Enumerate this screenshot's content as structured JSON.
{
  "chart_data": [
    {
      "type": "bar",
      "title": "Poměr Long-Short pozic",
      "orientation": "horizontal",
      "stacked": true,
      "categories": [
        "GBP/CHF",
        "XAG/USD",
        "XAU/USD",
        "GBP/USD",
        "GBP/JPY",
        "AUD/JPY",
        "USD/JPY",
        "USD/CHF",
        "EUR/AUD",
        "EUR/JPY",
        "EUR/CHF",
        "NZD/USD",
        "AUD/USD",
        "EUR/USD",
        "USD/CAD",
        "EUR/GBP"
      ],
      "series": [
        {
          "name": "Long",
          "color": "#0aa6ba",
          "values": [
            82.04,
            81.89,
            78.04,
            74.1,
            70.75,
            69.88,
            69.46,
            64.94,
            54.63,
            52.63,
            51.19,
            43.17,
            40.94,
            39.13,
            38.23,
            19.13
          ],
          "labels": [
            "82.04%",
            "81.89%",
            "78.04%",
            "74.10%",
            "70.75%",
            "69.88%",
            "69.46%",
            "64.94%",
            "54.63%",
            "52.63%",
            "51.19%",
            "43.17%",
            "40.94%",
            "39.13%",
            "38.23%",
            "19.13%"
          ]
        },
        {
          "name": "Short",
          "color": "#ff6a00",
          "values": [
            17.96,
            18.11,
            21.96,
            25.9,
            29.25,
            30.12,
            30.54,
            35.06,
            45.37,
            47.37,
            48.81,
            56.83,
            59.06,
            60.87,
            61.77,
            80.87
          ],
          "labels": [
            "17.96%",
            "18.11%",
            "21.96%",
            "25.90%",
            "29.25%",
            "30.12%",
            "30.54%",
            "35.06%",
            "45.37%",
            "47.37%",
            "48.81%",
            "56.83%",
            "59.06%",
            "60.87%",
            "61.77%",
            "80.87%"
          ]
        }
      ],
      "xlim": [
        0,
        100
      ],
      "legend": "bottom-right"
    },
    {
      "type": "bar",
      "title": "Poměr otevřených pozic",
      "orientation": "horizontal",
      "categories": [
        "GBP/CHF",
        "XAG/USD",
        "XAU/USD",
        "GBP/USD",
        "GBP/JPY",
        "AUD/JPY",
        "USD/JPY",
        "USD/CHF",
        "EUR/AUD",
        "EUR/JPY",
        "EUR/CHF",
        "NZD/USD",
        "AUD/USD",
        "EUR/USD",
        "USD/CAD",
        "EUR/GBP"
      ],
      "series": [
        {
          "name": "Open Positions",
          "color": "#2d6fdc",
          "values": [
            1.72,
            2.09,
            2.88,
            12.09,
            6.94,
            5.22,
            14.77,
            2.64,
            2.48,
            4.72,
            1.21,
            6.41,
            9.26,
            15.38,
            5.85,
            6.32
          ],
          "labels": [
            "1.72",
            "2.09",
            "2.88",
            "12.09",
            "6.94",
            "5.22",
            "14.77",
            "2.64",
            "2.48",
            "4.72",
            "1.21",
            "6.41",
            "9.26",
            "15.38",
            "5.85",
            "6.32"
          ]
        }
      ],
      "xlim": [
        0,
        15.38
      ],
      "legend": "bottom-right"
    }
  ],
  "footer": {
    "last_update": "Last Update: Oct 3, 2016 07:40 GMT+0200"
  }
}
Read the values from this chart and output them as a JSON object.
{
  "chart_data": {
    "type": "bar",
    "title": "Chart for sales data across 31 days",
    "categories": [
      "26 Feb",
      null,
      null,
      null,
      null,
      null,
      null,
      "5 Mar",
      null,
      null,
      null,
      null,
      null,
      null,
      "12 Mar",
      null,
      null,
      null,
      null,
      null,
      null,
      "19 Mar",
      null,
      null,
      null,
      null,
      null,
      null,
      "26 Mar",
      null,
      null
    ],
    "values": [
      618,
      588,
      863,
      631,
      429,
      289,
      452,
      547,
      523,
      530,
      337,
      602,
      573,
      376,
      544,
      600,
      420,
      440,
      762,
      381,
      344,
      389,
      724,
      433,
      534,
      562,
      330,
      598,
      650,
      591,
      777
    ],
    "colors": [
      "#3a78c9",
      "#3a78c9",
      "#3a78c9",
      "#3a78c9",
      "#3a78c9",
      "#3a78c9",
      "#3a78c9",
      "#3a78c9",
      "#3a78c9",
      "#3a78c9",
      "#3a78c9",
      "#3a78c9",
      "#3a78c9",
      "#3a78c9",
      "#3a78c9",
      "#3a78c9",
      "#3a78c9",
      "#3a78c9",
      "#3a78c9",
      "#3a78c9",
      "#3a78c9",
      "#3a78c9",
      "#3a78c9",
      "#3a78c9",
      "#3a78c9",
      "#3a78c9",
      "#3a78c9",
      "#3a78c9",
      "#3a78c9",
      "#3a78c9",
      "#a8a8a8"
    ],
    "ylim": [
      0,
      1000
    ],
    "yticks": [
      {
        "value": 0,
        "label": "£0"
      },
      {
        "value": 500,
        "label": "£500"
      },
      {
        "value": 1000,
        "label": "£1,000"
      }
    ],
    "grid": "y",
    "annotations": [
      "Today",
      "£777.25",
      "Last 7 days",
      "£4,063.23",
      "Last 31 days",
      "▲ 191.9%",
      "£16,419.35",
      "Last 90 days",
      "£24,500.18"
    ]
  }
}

════════════════

* **What to work on**
Quote the entire listing above exactly.

* **Result of the exercise**
Enumerate this screenshot's content as structured JSON.
{
  "chart_data": [
    {
      "type": "bar",
      "title": "Poměr Long-Short pozic",
      "orientation": "horizontal",
      "stacked": true,
      "categories": [
        "GBP/CHF",
        "XAG/USD",
        "XAU/USD",
        "GBP/USD",
        "GBP/JPY",
        "AUD/JPY",
        "USD/JPY",
        "USD/CHF",
        "EUR/AUD",
        "EUR/JPY",
        "EUR/CHF",
        "NZD/USD",
        "AUD/USD",
        "EUR/USD",
        "USD/CAD",
        "EUR/GBP"
      ],
      "series": [
        {
          "name": "Long",
          "color": "#0aa6ba",
          "values": [
            82.04,
            81.89,
            78.04,
            74.1,
            70.75,
            69.88,
            69.46,
            64.94,
            54.63,
            52.63,
            51.19,
            43.17,
            40.94,
            39.13,
            38.23,
            19.13
          ],
          "labels": [
            "82.04%",
            "81.89%",
            "78.04%",
            "74.10%",
            "70.75%",
            "69.88%",
            "69.46%",
            "64.94%",
            "54.63%",
            "52.63%",
            "51.19%",
            "43.17%",
            "40.94%",
            "39.13%",
            "38.23%",
            "19.13%"
          ]
        },
        {
          "name": "Short",
          "color": "#ff6a00",
          "values": [
            17.96,
            18.11,
            21.96,
            25.9,
            29.25,
            30.12,
            30.54,
            35.06,
            45.37,
            47.37,
            48.81,
            56.83,
            59.06,
            60.87,
            61.77,
            80.87
          ],
          "labels": [
            "17.96%",
            "18.11%",
            "21.96%",
            "25.90%",
            "29.25%",
            "30.12%",
            "30.54%",
            "35.06%",
            "45.37%",
            "47.37%",
            "48.81%",
            "56.83%",
            "59.06%",
            "60.87%",
            "61.77%",
            "80.87%"
          ]
        }
      ],
      "xlim": [
        0,
        100
      ],
      "legend": "bottom-right"
    },
    {
      "type": "bar",
      "title": "Poměr otevřených pozic",
      "orientation": "horizontal",
      "categories": [
        "GBP/CHF",
        "XAG/USD",
        "XAU/USD",
        "GBP/USD",
        "GBP/JPY",
        "AUD/JPY",
        "USD/JPY",
        "USD/CHF",
        "EUR/AUD",
        "EUR/JPY",
        "EUR/CHF",
        "NZD/USD",
        "AUD/USD",
        "EUR/USD",
        "USD/CAD",
        "EUR/GBP"
      ],
      "series": [
        {
          "name": "Open Positions",
          "color": "#2d6fdc",
          "values": [
            1.72,
            2.09,
            2.88,
            12.09,
            6.94,
            5.22,
            14.77,
            2.64,
            2.48,
            4.72,
            1.21,
            6.41,
            9.26,
            15.38,
            5.85,
            6.32
          ],
          "labels": [
            "1.72",
            "2.09",
            "2.88",
            "12.09",
            "6.94",
            "5.22",
            "14.77",
            "2.64",
            "2.48",
            "4.72",
            "1.21",
            "6.41",
            "9.26",
            "15.38",
            "5.85",
            "6.32"
          ]
        }
      ],
      "xlim": [
        0,
        15.38
      ],
      "legend": "bottom-right"
    }
  ],
  "footer": {
    "last_update": "Last Update: Oct 3, 2016 07:40 GMT+0200"
  }
}
Read the values from this chart and output them as a JSON object.
{
  "chart_data": {
    "type": "bar",
    "title": "Chart for sales data across 31 days",
    "categories": [
      "26 Feb",
      null,
      null,
      null,
      null,
      null,
      null,
      "5 Mar",
      null,
      null,
      null,
      null,
      null,
      null,
      "12 Mar",
      null,
      null,
      null,
      null,
      null,
      null,
      "19 Mar",
      null,
      null,
      null,
      null,
      null,
      null,
      "26 Mar",
      null,
      null
    ],
    "values": [
      618,
      588,
      863,
      631,
      429,
      289,
      452,
      547,
      523,
      530,
      337,
      602,
      573,
      376,
      544,
      600,
      420,
      440,
      762,
      381,
      344,
      389,
      724,
      433,
      534,
      562,
      330,
      598,
      650,
      591,
      777
    ],
    "colors": [
      "#3a78c9",
      "#3a78c9",
      "#3a78c9",
      "#3a78c9",
      "#3a78c9",
      "#3a78c9",
      "#3a78c9",
      "#3a78c9",
      "#3a78c9",
      "#3a78c9",
      "#3a78c9",
      "#3a78c9",
      "#3a78c9",
      "#3a78c9",
      "#3a78c9",
      "#3a78c9",
      "#3a78c9",
      "#3a78c9",
      "#3a78c9",
      "#3a78c9",
      "#3a78c9",
      "#3a78c9",
      "#3a78c9",
      "#3a78c9",
      "#3a78c9",
      "#3a78c9",
      "#3a78c9",
      "#3a78c9",
      "#3a78c9",
      "#3a78c9",
      "#a8a8a8"
    ],
    "ylim": [
      0,
      1000
    ],
    "yticks": [
      {
        "value": 0,
        "label": "£0"
      },
      {
        "value": 500,
        "label": "£500"
      },
      {
        "value": 1000,
        "label": "£1,000"
      }
    ],
    "grid": "y",
    "annotations": [
      "Today",
      "£777.25",
      "Last 7 days",
      "£4,063.23",
      "Last 31 days",
      "▲ 191.9%",
      "£16,419.35",
      "Last 90 days",
      "£24,500.18"
    ]
  }
}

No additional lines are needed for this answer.